--- BEGIN ---
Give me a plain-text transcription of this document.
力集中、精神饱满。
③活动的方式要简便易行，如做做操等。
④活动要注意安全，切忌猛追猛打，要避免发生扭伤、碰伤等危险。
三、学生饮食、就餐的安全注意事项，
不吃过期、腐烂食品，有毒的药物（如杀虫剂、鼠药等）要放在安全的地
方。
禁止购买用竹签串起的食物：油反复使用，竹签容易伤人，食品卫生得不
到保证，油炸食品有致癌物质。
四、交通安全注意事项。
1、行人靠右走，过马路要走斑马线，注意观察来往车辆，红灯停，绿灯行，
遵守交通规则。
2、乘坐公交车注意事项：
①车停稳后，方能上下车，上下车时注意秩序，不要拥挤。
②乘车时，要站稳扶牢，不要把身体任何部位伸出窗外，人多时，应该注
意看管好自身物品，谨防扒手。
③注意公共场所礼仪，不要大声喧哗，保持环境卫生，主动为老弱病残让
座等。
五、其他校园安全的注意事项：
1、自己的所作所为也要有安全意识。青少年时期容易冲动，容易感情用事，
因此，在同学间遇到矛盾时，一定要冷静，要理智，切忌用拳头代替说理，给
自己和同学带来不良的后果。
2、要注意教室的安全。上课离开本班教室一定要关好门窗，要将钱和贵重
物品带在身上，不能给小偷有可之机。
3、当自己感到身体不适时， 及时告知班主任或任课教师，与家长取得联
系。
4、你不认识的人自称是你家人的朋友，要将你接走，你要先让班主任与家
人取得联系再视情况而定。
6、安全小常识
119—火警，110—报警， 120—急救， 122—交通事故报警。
--- END ---
To do
Print the whole listing exactly as it is.

Solution
Give me a plain-text transcription of this document.
力集中、精神饱满。
③活动的方式要简便易行，如做做操等。
④活动要注意安全，切忌猛追猛打，要避免发生扭伤、碰伤等危险。
三、学生饮食、就餐的安全注意事项，
不吃过期、腐烂食品，有毒的药物（如杀虫剂、鼠药等）要放在安全的地
方。
禁止购买用竹签串起的食物：油反复使用，竹签容易伤人，食品卫生得不
到保证，油炸食品有致癌物质。
四、交通安全注意事项。
1、行人靠右走，过马路要走斑马线，注意观察来往车辆，红灯停，绿灯行，
遵守交通规则。
2、乘坐公交车注意事项：
①车停稳后，方能上下车，上下车时注意秩序，不要拥挤。
②乘车时，要站稳扶牢，不要把身体任何部位伸出窗外，人多时，应该注
意看管好自身物品，谨防扒手。
③注意公共场所礼仪，不要大声喧哗，保持环境卫生，主动为老弱病残让
座等。
五、其他校园安全的注意事项：
1、自己的所作所为也要有安全意识。青少年时期容易冲动，容易感情用事，
因此，在同学间遇到矛盾时，一定要冷静，要理智，切忌用拳头代替说理，给
自己和同学带来不良的后果。
2、要注意教室的安全。上课离开本班教室一定要关好门窗，要将钱和贵重
物品带在身上，不能给小偷有可之机。
3、当自己感到身体不适时， 及时告知班主任或任课教师，与家长取得联
系。
4、你不认识的人自称是你家人的朋友，要将你接走，你要先让班主任与家
人取得联系再视情况而定。
6、安全小常识
119—火警，110—报警， 120—急救， 122—交通事故报警。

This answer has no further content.